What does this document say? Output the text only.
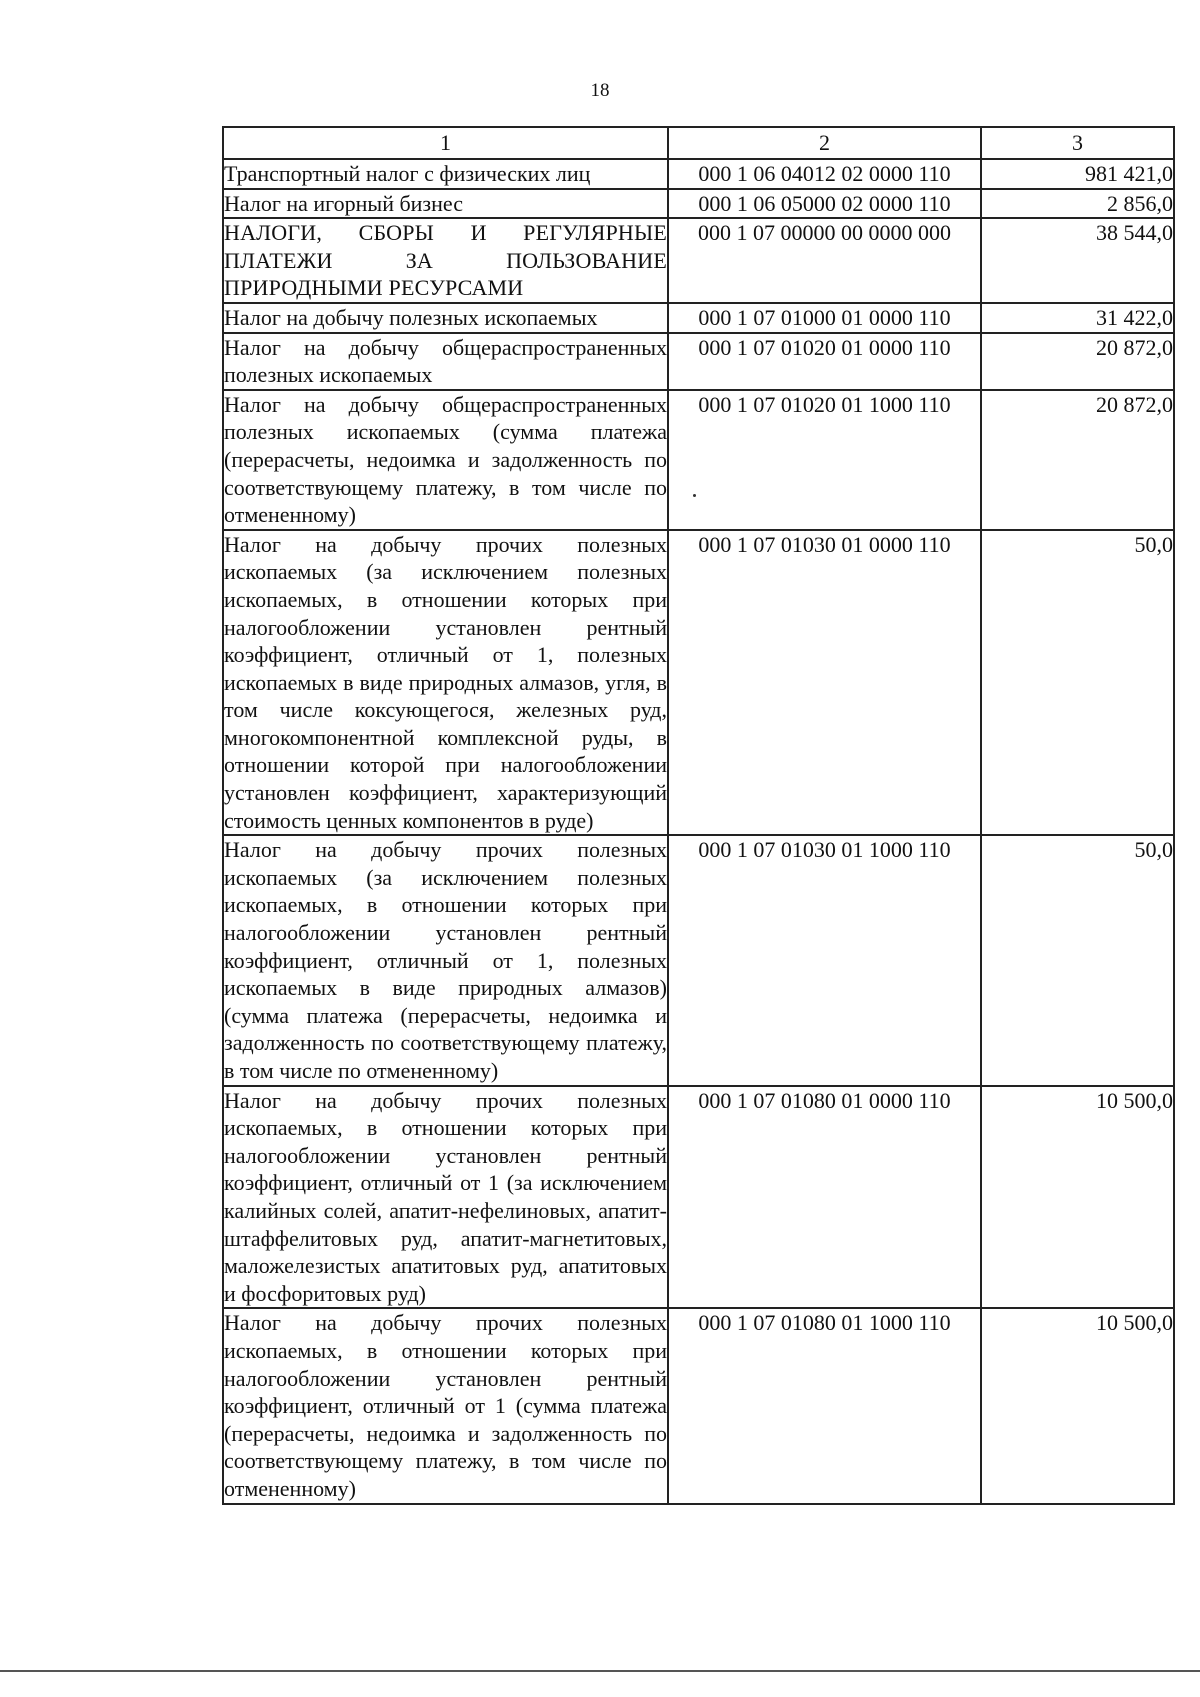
18
1	2	3
Транспортный налог с физических лиц	000 1 06 04012 02 0000 110	981 421,0
Налог на игорный бизнес	000 1 06 05000 02 0000 110	2 856,0
НАЛОГИ, СБОРЫ И РЕГУЛЯРНЫЕ ПЛАТЕЖИ ЗА ПОЛЬЗОВАНИЕ ПРИРОДНЫМИ РЕСУРСАМИ	000 1 07 00000 00 0000 000	38 544,0
Налог на добычу полезных ископаемых	000 1 07 01000 01 0000 110	31 422,0
Налог на добычу общераспространенных полезных ископаемых	000 1 07 01020 01 0000 110	20 872,0
Налог на добычу общераспространенных полезных ископаемых (сумма платежа (перерасчеты, недоимка и задолженность по соответствующему платежу, в том числе по отмененному)	000 1 07 01020 01 1000 110	20 872,0
Налог на добычу прочих полезных ископаемых (за исключением полезных ископаемых, в отношении которых при налогообложении установлен рентный коэффициент, отличный от 1, полезных ископаемых в виде природных алмазов, угля, в том числе коксующегося, железных руд, многокомпонентной комплексной руды, в отношении которой при налогообложении установлен коэффициент, характеризующий стоимость ценных компонентов в руде)	000 1 07 01030 01 0000 110	50,0
Налог на добычу прочих полезных ископаемых (за исключением полезных ископаемых, в отношении которых при налогообложении установлен рентный коэффициент, отличный от 1, полезных ископаемых в виде природных алмазов) (сумма платежа (перерасчеты, недоимка и задолженность по соответствующему платежу, в том числе по отмененному)	000 1 07 01030 01 1000 110	50,0
Налог на добычу прочих полезных ископаемых, в отношении которых при налогообложении установлен рентный коэффициент, отличный от 1 (за исключением калийных солей, апатит-нефелиновых, апатит-штаффелитовых руд, апатит-магнетитовых, маложелезистых апатитовых руд, апатитовых и фосфоритовых руд)	000 1 07 01080 01 0000 110	10 500,0
Налог на добычу прочих полезных ископаемых, в отношении которых при налогообложении установлен рентный коэффициент, отличный от 1 (сумма платежа (перерасчеты, недоимка и задолженность по соответствующему платежу, в том числе по отмененному)	000 1 07 01080 01 1000 110	10 500,0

### [Your goal]
Reproduce each line exactly as it appears, omitting the pictures.

### [Task output]
What does this document say? Output the text only.
18
1	2	3
Транспортный налог с физических лиц	000 1 06 04012 02 0000 110	981 421,0
Налог на игорный бизнес	000 1 06 05000 02 0000 110	2 856,0
НАЛОГИ, СБОРЫ И РЕГУЛЯРНЫЕ ПЛАТЕЖИ ЗА ПОЛЬЗОВАНИЕ ПРИРОДНЫМИ РЕСУРСАМИ	000 1 07 00000 00 0000 000	38 544,0
Налог на добычу полезных ископаемых	000 1 07 01000 01 0000 110	31 422,0
Налог на добычу общераспространенных полезных ископаемых	000 1 07 01020 01 0000 110	20 872,0
Налог на добычу общераспространенных полезных ископаемых (сумма платежа (перерасчеты, недоимка и задолженность по соответствующему платежу, в том числе по отмененному)	000 1 07 01020 01 1000 110	20 872,0
Налог на добычу прочих полезных ископаемых (за исключением полезных ископаемых, в отношении которых при налогообложении установлен рентный коэффициент, отличный от 1, полезных ископаемых в виде природных алмазов, угля, в том числе коксующегося, железных руд, многокомпонентной комплексной руды, в отношении которой при налогообложении установлен коэффициент, характеризующий стоимость ценных компонентов в руде)	000 1 07 01030 01 0000 110	50,0
Налог на добычу прочих полезных ископаемых (за исключением полезных ископаемых, в отношении которых при налогообложении установлен рентный коэффициент, отличный от 1, полезных ископаемых в виде природных алмазов) (сумма платежа (перерасчеты, недоимка и задолженность по соответствующему платежу, в том числе по отмененному)	000 1 07 01030 01 1000 110	50,0
Налог на добычу прочих полезных ископаемых, в отношении которых при налогообложении установлен рентный коэффициент, отличный от 1 (за исключением калийных солей, апатит-нефелиновых, апатит-штаффелитовых руд, апатит-магнетитовых, маложелезистых апатитовых руд, апатитовых и фосфоритовых руд)	000 1 07 01080 01 0000 110	10 500,0
Налог на добычу прочих полезных ископаемых, в отношении которых при налогообложении установлен рентный коэффициент, отличный от 1 (сумма платежа (перерасчеты, недоимка и задолженность по соответствующему платежу, в том числе по отмененному)	000 1 07 01080 01 1000 110	10 500,0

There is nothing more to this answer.